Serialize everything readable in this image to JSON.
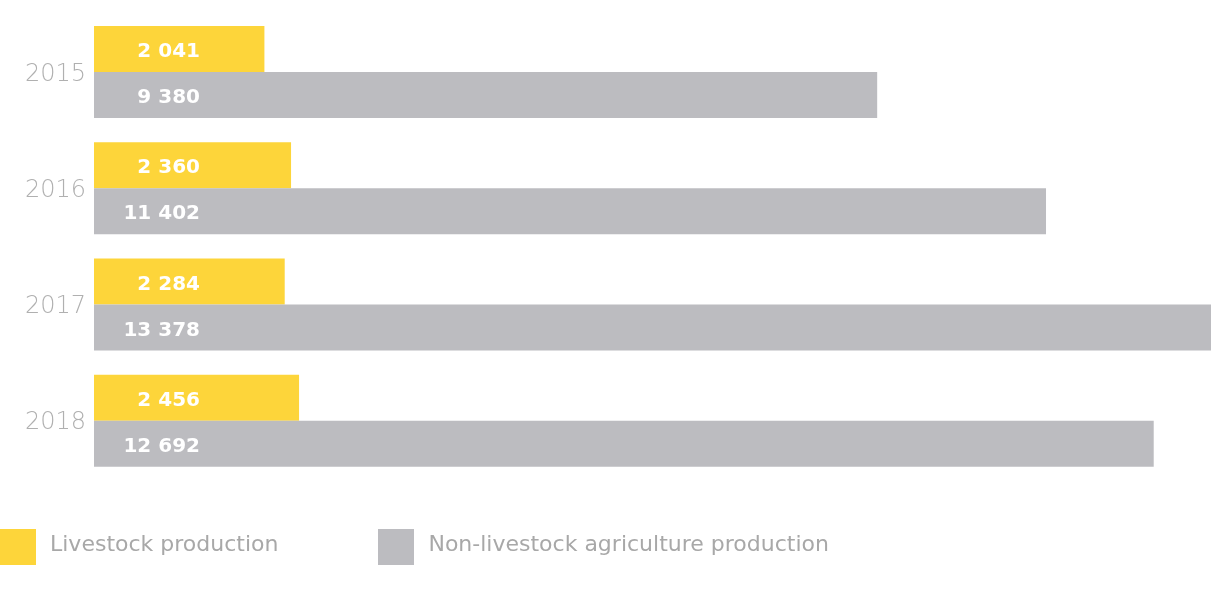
{
  "chart_data": {
    "type": "bar",
    "orientation": "horizontal",
    "categories": [
      "2015",
      "2016",
      "2017",
      "2018"
    ],
    "series": [
      {
        "name": "Livestock production",
        "color": "#fdd53a",
        "values": [
          2041,
          2360,
          2284,
          2456
        ],
        "value_labels": [
          "2 041",
          "2 360",
          "2 284",
          "2 456"
        ]
      },
      {
        "name": "Non-livestock agriculture production",
        "color": "#bcbcc0",
        "values": [
          9380,
          11402,
          13378,
          12692
        ],
        "value_labels": [
          "9 380",
          "11 402",
          "13 378",
          "12 692"
        ]
      }
    ],
    "legend": "bottom left",
    "grid": false
  }
}
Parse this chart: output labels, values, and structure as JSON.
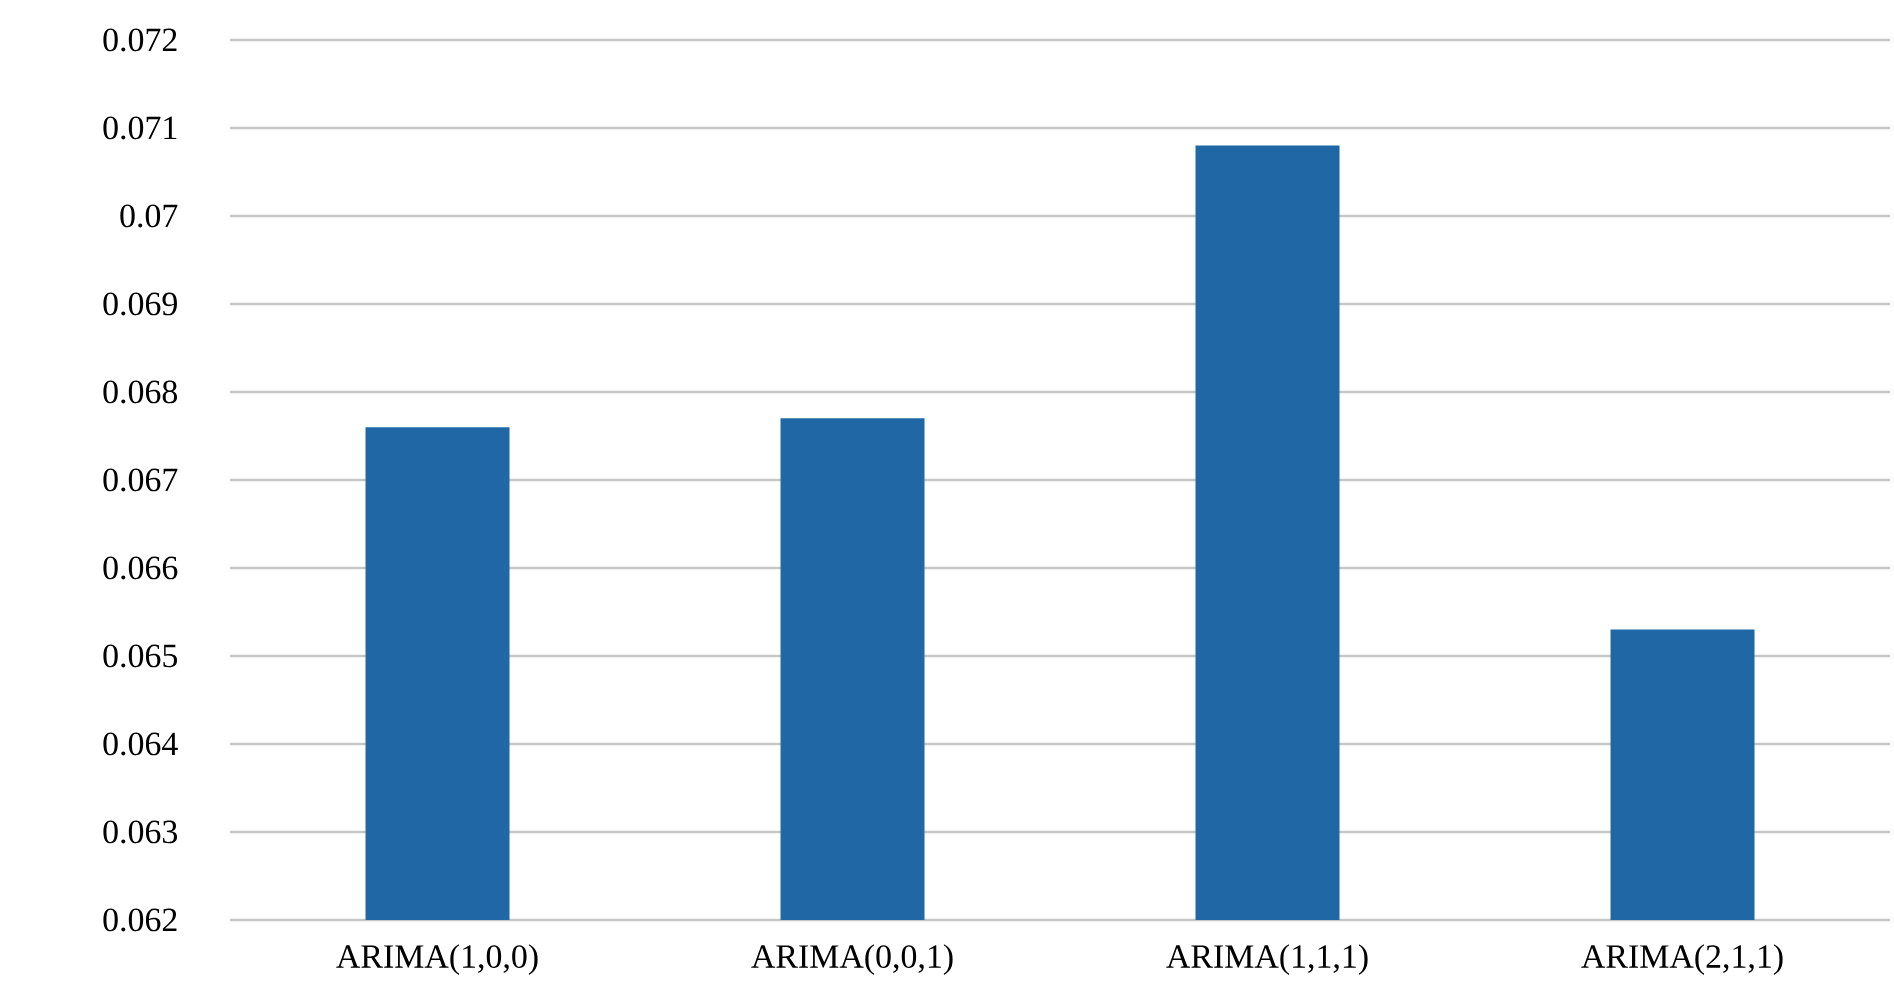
{
  "chart_data": {
    "type": "bar",
    "categories": [
      "ARIMA(1,0,0)",
      "ARIMA(0,0,1)",
      "ARIMA(1,1,1)",
      "ARIMA(2,1,1)"
    ],
    "values": [
      0.0676,
      0.0677,
      0.0708,
      0.0653
    ],
    "color": "#1f67a5",
    "ylim": [
      0.062,
      0.072
    ],
    "yticks": [
      0.062,
      0.063,
      0.064,
      0.065,
      0.066,
      0.067,
      0.068,
      0.069,
      0.07,
      0.071,
      0.072
    ],
    "grid": "y"
  }
}
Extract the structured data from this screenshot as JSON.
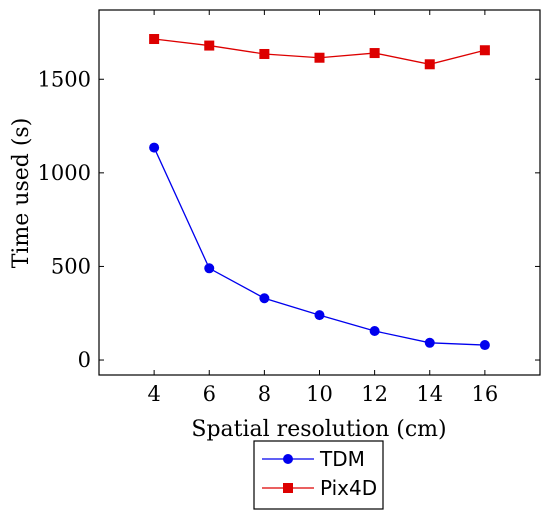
{
  "chart_data": {
    "type": "line",
    "title": "",
    "xlabel": "Spatial resolution (cm)",
    "ylabel": "Time used (s)",
    "x": [
      4,
      6,
      8,
      10,
      12,
      14,
      16
    ],
    "x_ticks": [
      "4",
      "6",
      "8",
      "10",
      "12",
      "14",
      "16"
    ],
    "y_ticks": [
      "0",
      "500",
      "1000",
      "1500"
    ],
    "xlim": [
      2,
      18
    ],
    "ylim": [
      -80,
      1870
    ],
    "grid": false,
    "legend_position": "bottom-center",
    "series": [
      {
        "name": "TDM",
        "values": [
          1135,
          490,
          330,
          240,
          155,
          92,
          80
        ],
        "color": "#0000ee",
        "marker": "circle"
      },
      {
        "name": "Pix4D",
        "values": [
          1715,
          1680,
          1635,
          1615,
          1640,
          1580,
          1655
        ],
        "color": "#dd0000",
        "marker": "square"
      }
    ]
  }
}
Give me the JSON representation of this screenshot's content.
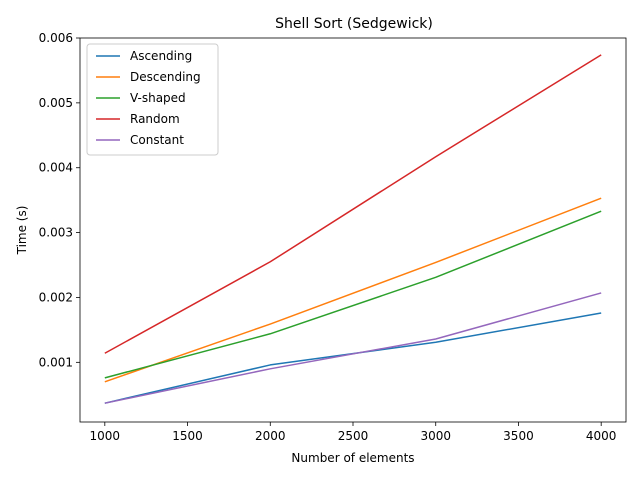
{
  "chart_data": {
    "type": "line",
    "title": "Shell Sort (Sedgewick)",
    "xlabel": "Number of elements",
    "ylabel": "Time (s)",
    "x": [
      1000,
      2000,
      3000,
      4000
    ],
    "xlim": [
      850,
      4150
    ],
    "ylim": [
      8e-05,
      0.006
    ],
    "xticks": [
      1000,
      1500,
      2000,
      2500,
      3000,
      3500,
      4000
    ],
    "yticks": [
      0.001,
      0.002,
      0.003,
      0.004,
      0.005,
      0.006
    ],
    "ytick_labels": [
      "0.001",
      "0.002",
      "0.003",
      "0.004",
      "0.005",
      "0.006"
    ],
    "grid": false,
    "legend_position": "top-left",
    "series": [
      {
        "name": "Ascending",
        "color": "#1f77b4",
        "values": [
          0.00037,
          0.00096,
          0.00131,
          0.00176
        ]
      },
      {
        "name": "Descending",
        "color": "#ff7f0e",
        "values": [
          0.0007,
          0.00159,
          0.00254,
          0.00353
        ]
      },
      {
        "name": "V-shaped",
        "color": "#2ca02c",
        "values": [
          0.00076,
          0.00144,
          0.00231,
          0.00333
        ]
      },
      {
        "name": "Random",
        "color": "#d62728",
        "values": [
          0.00114,
          0.00255,
          0.00417,
          0.00574
        ]
      },
      {
        "name": "Constant",
        "color": "#9467bd",
        "values": [
          0.00037,
          0.0009,
          0.00136,
          0.00207
        ]
      }
    ]
  }
}
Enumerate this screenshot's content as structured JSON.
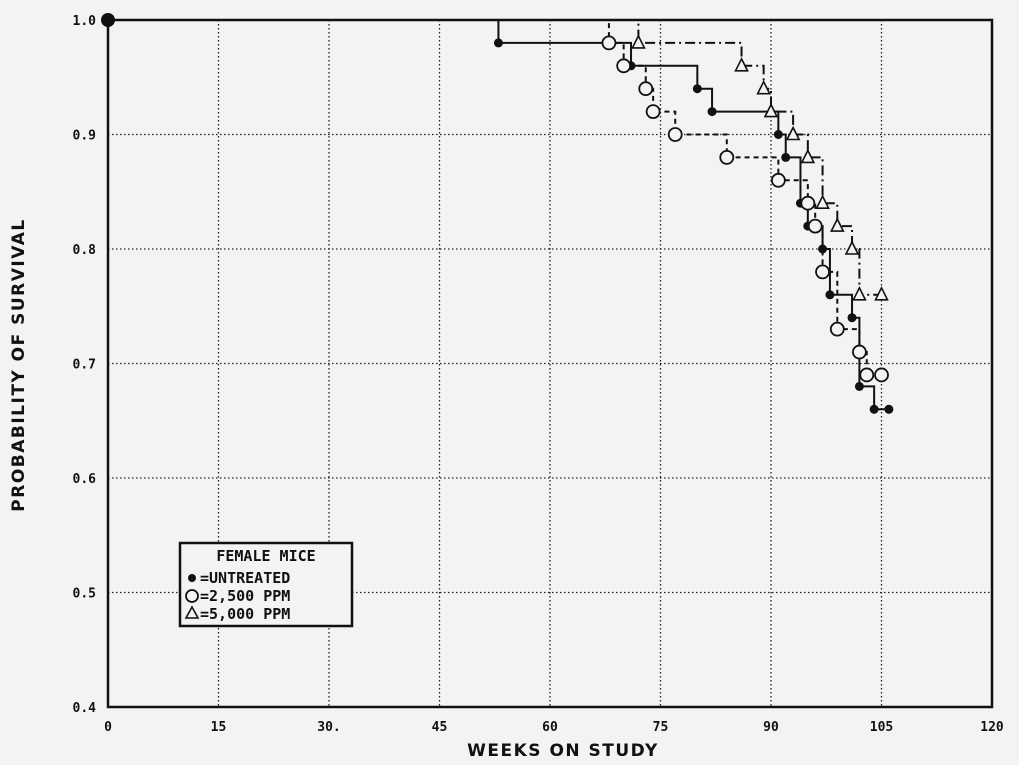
{
  "chart_data": {
    "type": "line",
    "xlabel": "WEEKS ON STUDY",
    "ylabel": "PROBABILITY OF SURVIVAL",
    "xlim": [
      0,
      120
    ],
    "ylim": [
      0.4,
      1.0
    ],
    "x_ticks": [
      0,
      15,
      30,
      45,
      60,
      75,
      90,
      105,
      120
    ],
    "x_tick_labels": [
      "0",
      "15",
      "30.",
      "45",
      "60",
      "75",
      "90",
      "105",
      "120"
    ],
    "y_ticks": [
      0.4,
      0.5,
      0.6,
      0.7,
      0.8,
      0.9,
      1.0
    ],
    "y_tick_labels": [
      "0.4",
      "0.5",
      "0.6",
      "0.7",
      "0.8",
      "0.9",
      "1.0"
    ],
    "grid": true,
    "legend": {
      "placement": "lower-left",
      "title": "FEMALE MICE",
      "entries": [
        "=UNTREATED",
        "=2,500 PPM",
        "=5,000 PPM"
      ]
    },
    "series": [
      {
        "name": "UNTREATED",
        "marker": "filled-circle",
        "line_style": "solid",
        "x": [
          0,
          53,
          71,
          80,
          82,
          91,
          92,
          94,
          95,
          97,
          98,
          101,
          102,
          104,
          106
        ],
        "y": [
          1.0,
          0.98,
          0.96,
          0.94,
          0.92,
          0.9,
          0.88,
          0.84,
          0.82,
          0.8,
          0.76,
          0.74,
          0.68,
          0.66,
          0.66
        ]
      },
      {
        "name": "2,500 PPM",
        "marker": "open-circle",
        "line_style": "dashed",
        "x": [
          0,
          68,
          70,
          73,
          74,
          77,
          84,
          91,
          95,
          96,
          97,
          99,
          102,
          103,
          105
        ],
        "y": [
          1.0,
          0.98,
          0.96,
          0.94,
          0.92,
          0.9,
          0.88,
          0.86,
          0.84,
          0.82,
          0.78,
          0.73,
          0.71,
          0.69,
          0.69
        ]
      },
      {
        "name": "5,000 PPM",
        "marker": "open-triangle",
        "line_style": "dash-dot",
        "x": [
          0,
          72,
          86,
          89,
          90,
          93,
          95,
          97,
          99,
          101,
          102,
          105
        ],
        "y": [
          1.0,
          0.98,
          0.96,
          0.94,
          0.92,
          0.9,
          0.88,
          0.84,
          0.82,
          0.8,
          0.76,
          0.76
        ]
      }
    ]
  }
}
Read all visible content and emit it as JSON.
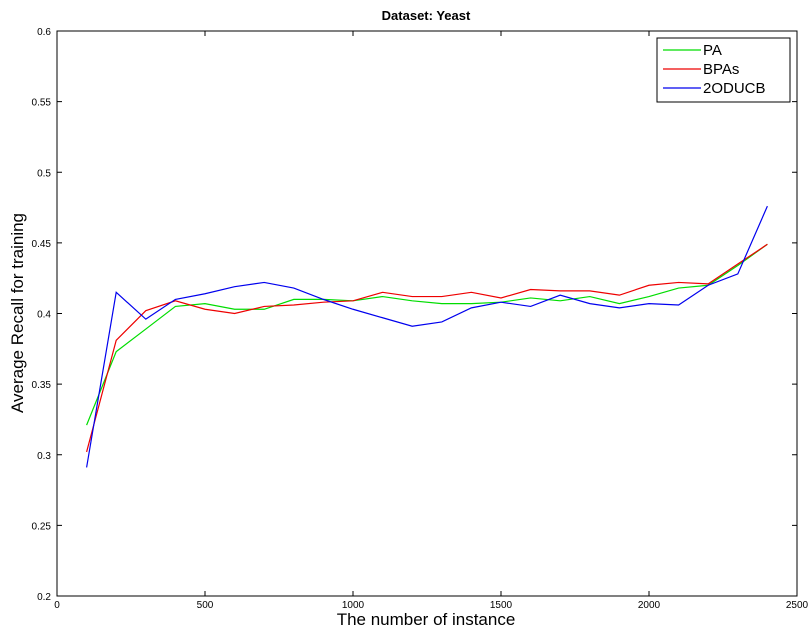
{
  "chart_data": {
    "type": "line",
    "title": "Dataset: Yeast",
    "xlabel": "The number of instance",
    "ylabel": "Average Recall for training",
    "xlim": [
      0,
      2500
    ],
    "ylim": [
      0.2,
      0.6
    ],
    "xticks": [
      0,
      500,
      1000,
      1500,
      2000,
      2500
    ],
    "yticks": [
      0.2,
      0.25,
      0.3,
      0.35,
      0.4,
      0.45,
      0.5,
      0.55,
      0.6
    ],
    "xtick_labels": [
      "0",
      "500",
      "1000",
      "1500",
      "2000",
      "2500"
    ],
    "ytick_labels": [
      "0.2",
      "0.25",
      "0.3",
      "0.35",
      "0.4",
      "0.45",
      "0.5",
      "0.55",
      "0.6"
    ],
    "grid": false,
    "legend_position": "top-right",
    "x": [
      100,
      200,
      300,
      400,
      500,
      600,
      700,
      800,
      900,
      1000,
      1100,
      1200,
      1300,
      1400,
      1500,
      1600,
      1700,
      1800,
      1900,
      2000,
      2100,
      2200,
      2300,
      2400
    ],
    "series": [
      {
        "name": "PA",
        "color": "#00dd00",
        "values": [
          0.321,
          0.373,
          0.389,
          0.405,
          0.407,
          0.403,
          0.403,
          0.41,
          0.41,
          0.409,
          0.412,
          0.409,
          0.407,
          0.407,
          0.408,
          0.411,
          0.409,
          0.412,
          0.407,
          0.412,
          0.418,
          0.42,
          0.434,
          0.449
        ]
      },
      {
        "name": "BPAs",
        "color": "#ee0000",
        "values": [
          0.302,
          0.381,
          0.402,
          0.409,
          0.403,
          0.4,
          0.405,
          0.406,
          0.408,
          0.409,
          0.415,
          0.412,
          0.412,
          0.415,
          0.411,
          0.417,
          0.416,
          0.416,
          0.413,
          0.42,
          0.422,
          0.421,
          0.435,
          0.449
        ]
      },
      {
        "name": "2ODUCB",
        "color": "#0000ee",
        "values": [
          0.291,
          0.415,
          0.396,
          0.41,
          0.414,
          0.419,
          0.422,
          0.418,
          0.41,
          0.403,
          0.397,
          0.391,
          0.394,
          0.404,
          0.408,
          0.405,
          0.413,
          0.407,
          0.404,
          0.407,
          0.406,
          0.42,
          0.428,
          0.476
        ]
      }
    ]
  }
}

• What is needed:
Gather all lines from the listing above in which "screenshot" occurs.

• Task answer:
Extract the structured data from this screenshot as JSON.
Give me the JSON representation of this screenshot's content.
Enumerate this screenshot's content as structured JSON.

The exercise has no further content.